* Set task *
State how many lines in the records hold the word "COPSEM", giving the number and no other text.

* Figure content listings *
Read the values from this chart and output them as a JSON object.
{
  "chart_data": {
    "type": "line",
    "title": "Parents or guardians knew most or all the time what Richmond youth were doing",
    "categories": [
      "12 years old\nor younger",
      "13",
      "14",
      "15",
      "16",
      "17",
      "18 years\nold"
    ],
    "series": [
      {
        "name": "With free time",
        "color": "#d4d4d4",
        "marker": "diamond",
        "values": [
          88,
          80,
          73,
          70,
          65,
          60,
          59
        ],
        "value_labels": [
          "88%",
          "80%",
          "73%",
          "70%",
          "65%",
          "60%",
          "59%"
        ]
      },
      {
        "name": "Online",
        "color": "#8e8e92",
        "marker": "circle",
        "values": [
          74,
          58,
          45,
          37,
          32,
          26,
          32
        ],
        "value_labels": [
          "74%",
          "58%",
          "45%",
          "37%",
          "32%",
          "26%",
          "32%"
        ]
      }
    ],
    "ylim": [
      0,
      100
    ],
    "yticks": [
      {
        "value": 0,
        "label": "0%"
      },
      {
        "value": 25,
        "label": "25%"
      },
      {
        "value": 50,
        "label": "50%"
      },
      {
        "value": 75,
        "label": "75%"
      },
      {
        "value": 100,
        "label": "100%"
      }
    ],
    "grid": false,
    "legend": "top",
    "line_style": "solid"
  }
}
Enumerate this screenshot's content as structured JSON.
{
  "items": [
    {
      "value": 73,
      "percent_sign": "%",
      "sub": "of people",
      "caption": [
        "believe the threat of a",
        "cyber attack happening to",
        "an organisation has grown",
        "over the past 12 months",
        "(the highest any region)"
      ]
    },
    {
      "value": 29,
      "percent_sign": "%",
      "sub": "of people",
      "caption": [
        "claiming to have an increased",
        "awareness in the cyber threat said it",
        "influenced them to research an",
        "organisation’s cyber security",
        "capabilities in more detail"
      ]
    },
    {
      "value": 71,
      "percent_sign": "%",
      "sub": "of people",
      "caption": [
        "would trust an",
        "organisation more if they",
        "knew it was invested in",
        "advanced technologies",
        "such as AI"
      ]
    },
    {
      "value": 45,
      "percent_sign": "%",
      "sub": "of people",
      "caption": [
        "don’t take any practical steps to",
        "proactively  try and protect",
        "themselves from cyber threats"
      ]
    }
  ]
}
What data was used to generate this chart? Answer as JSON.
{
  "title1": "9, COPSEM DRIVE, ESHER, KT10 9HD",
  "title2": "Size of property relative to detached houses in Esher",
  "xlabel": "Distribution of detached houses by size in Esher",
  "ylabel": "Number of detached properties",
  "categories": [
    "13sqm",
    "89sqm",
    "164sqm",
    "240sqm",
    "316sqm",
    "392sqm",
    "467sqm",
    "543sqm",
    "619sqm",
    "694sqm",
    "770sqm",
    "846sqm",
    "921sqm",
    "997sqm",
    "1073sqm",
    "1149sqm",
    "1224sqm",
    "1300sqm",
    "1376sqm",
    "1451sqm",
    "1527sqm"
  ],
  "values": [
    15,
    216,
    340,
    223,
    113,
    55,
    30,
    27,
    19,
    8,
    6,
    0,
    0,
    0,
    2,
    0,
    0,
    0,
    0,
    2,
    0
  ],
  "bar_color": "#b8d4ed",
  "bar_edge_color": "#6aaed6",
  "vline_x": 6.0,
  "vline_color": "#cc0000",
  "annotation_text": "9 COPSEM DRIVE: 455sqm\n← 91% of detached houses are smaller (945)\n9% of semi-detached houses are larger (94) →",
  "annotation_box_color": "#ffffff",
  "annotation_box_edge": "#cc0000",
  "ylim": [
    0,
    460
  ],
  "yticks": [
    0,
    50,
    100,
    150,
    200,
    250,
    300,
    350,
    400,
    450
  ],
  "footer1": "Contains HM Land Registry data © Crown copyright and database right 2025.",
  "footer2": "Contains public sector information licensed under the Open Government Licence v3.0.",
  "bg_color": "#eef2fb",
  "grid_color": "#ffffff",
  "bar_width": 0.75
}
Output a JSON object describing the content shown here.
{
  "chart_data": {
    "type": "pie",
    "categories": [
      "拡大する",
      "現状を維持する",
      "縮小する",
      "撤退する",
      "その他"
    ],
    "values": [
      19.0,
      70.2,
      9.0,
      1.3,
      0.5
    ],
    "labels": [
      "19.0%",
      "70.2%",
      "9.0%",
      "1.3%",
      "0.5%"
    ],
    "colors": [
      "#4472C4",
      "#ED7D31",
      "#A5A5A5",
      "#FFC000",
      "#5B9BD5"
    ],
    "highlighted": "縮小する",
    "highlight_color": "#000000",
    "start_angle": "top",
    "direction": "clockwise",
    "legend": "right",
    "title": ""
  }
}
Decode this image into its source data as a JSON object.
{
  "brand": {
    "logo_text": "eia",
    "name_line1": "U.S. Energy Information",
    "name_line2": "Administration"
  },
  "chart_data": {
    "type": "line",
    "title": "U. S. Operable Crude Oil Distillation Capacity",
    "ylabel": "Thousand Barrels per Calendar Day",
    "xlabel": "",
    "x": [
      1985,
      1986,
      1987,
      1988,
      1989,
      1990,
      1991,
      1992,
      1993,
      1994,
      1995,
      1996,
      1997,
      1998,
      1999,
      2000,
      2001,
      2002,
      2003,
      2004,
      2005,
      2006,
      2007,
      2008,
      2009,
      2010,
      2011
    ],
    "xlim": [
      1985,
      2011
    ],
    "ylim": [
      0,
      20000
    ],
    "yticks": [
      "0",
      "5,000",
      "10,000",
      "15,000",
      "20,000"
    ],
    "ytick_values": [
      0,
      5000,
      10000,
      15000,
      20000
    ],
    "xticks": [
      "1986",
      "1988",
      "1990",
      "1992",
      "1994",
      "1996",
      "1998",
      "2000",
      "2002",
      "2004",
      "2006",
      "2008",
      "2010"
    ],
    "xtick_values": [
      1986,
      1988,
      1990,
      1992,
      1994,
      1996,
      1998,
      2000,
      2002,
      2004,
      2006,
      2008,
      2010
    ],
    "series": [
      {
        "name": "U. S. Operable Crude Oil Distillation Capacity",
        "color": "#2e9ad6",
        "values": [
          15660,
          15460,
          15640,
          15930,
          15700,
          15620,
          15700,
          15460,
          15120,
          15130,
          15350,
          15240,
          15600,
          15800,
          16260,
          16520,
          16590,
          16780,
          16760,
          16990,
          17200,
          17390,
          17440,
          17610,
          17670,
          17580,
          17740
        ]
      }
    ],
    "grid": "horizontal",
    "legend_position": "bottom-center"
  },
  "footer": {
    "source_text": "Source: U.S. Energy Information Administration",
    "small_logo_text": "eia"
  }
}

* Task solution *
2